**Directive:** Find the lines with "this" in them and copy them out.

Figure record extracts
[START]
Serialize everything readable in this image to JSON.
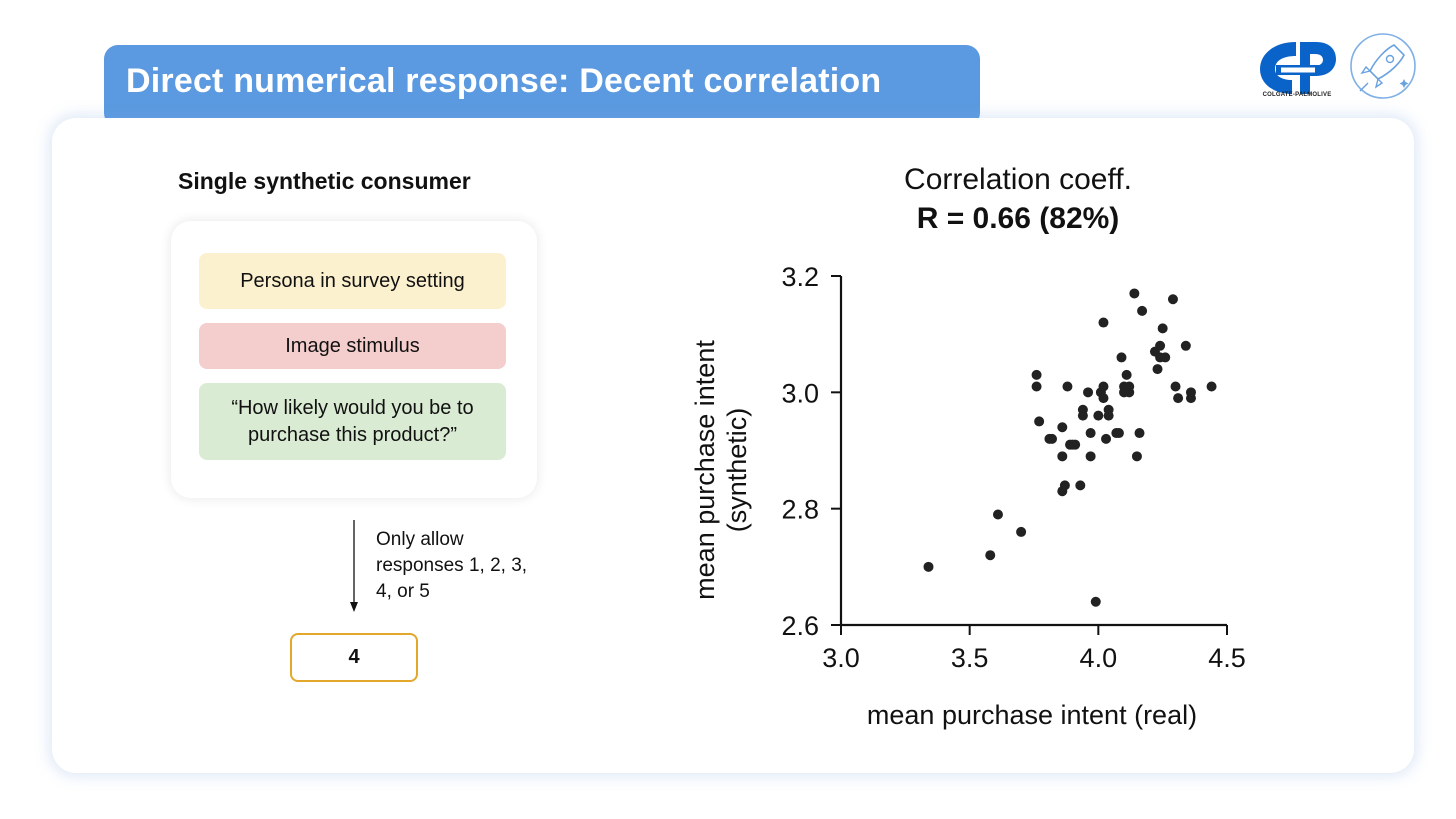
{
  "slide": {
    "title": "Direct numerical response: Decent correlation",
    "accent_color": "#5b9ae0"
  },
  "logos": {
    "brand_text": "COLGATE-PALMOLIVE",
    "brand_color": "#0a63c9"
  },
  "left_panel": {
    "heading": "Single synthetic consumer",
    "pills": [
      {
        "text": "Persona in survey setting",
        "color": "#fcf1cf"
      },
      {
        "text": "Image stimulus",
        "color": "#f4cdcd"
      },
      {
        "text": "“How likely would you be to purchase this product?”",
        "color": "#daebd3"
      }
    ],
    "arrow_note": "Only allow responses 1, 2, 3, 4, or 5",
    "answer": "4",
    "answer_border_color": "#e3a82b"
  },
  "right_panel": {
    "corr_label": "Correlation coeff.",
    "corr_value": "R = 0.66 (82%)"
  },
  "chart_data": {
    "type": "scatter",
    "title": "",
    "xlabel": "mean purchase intent (real)",
    "ylabel_line1": "mean purchase intent",
    "ylabel_line2": "(synthetic)",
    "xlim": [
      3.0,
      4.5
    ],
    "ylim": [
      2.6,
      3.2
    ],
    "xticks": [
      3.0,
      3.5,
      4.0,
      4.5
    ],
    "xtick_labels": [
      "3.0",
      "3.5",
      "4.0",
      "4.5"
    ],
    "yticks": [
      2.6,
      2.8,
      3.0,
      3.2
    ],
    "ytick_labels": [
      "2.6",
      "2.8",
      "3.0",
      "3.2"
    ],
    "grid": false,
    "point_color": "#222222",
    "points": [
      [
        3.34,
        2.7
      ],
      [
        3.58,
        2.72
      ],
      [
        3.61,
        2.79
      ],
      [
        3.7,
        2.76
      ],
      [
        3.76,
        3.03
      ],
      [
        3.76,
        3.01
      ],
      [
        3.77,
        2.95
      ],
      [
        3.81,
        2.92
      ],
      [
        3.82,
        2.92
      ],
      [
        3.86,
        2.94
      ],
      [
        3.86,
        2.89
      ],
      [
        3.86,
        2.83
      ],
      [
        3.87,
        2.84
      ],
      [
        3.88,
        3.01
      ],
      [
        3.89,
        2.91
      ],
      [
        3.9,
        2.91
      ],
      [
        3.91,
        2.91
      ],
      [
        3.93,
        2.84
      ],
      [
        3.94,
        2.97
      ],
      [
        3.94,
        2.96
      ],
      [
        3.96,
        3.0
      ],
      [
        3.97,
        2.93
      ],
      [
        3.97,
        2.89
      ],
      [
        3.99,
        2.64
      ],
      [
        4.0,
        2.96
      ],
      [
        4.01,
        3.0
      ],
      [
        4.02,
        3.12
      ],
      [
        4.02,
        3.01
      ],
      [
        4.02,
        2.99
      ],
      [
        4.03,
        2.92
      ],
      [
        4.04,
        2.96
      ],
      [
        4.04,
        2.97
      ],
      [
        4.07,
        2.93
      ],
      [
        4.08,
        2.93
      ],
      [
        4.09,
        3.06
      ],
      [
        4.1,
        3.01
      ],
      [
        4.1,
        3.0
      ],
      [
        4.11,
        3.03
      ],
      [
        4.12,
        3.0
      ],
      [
        4.12,
        3.01
      ],
      [
        4.14,
        3.17
      ],
      [
        4.15,
        2.89
      ],
      [
        4.16,
        2.93
      ],
      [
        4.17,
        3.14
      ],
      [
        4.22,
        3.07
      ],
      [
        4.23,
        3.04
      ],
      [
        4.24,
        3.08
      ],
      [
        4.24,
        3.06
      ],
      [
        4.25,
        3.11
      ],
      [
        4.26,
        3.06
      ],
      [
        4.29,
        3.16
      ],
      [
        4.3,
        3.01
      ],
      [
        4.31,
        2.99
      ],
      [
        4.34,
        3.08
      ],
      [
        4.36,
        2.99
      ],
      [
        4.36,
        3.0
      ],
      [
        4.44,
        3.01
      ]
    ]
  }
}
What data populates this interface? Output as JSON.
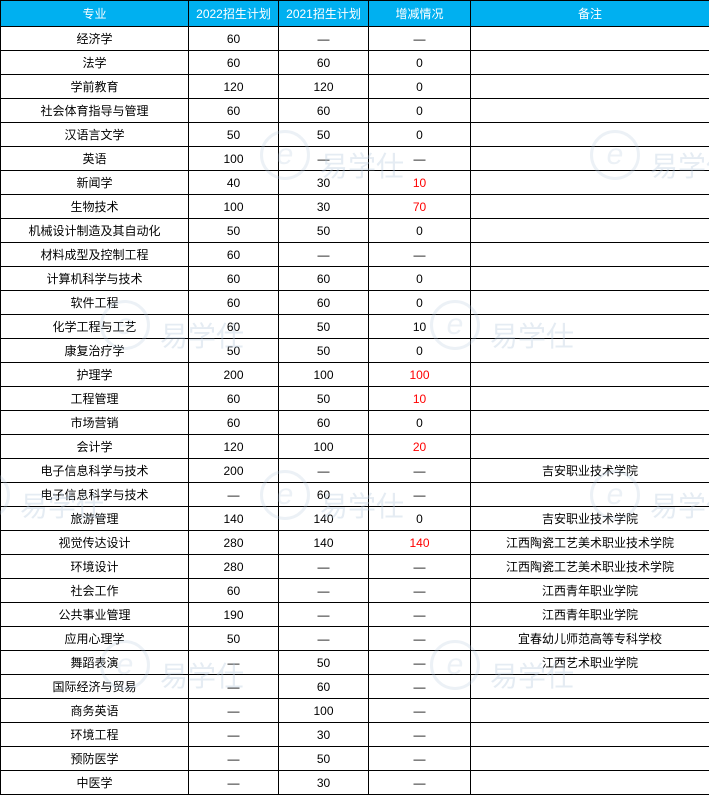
[END]
**Correct output:**
Serialize everything readable in this image to JSON.
        "text": "“How likely would you be to purchase this product?”",
What data populates this interface? Output as JSON.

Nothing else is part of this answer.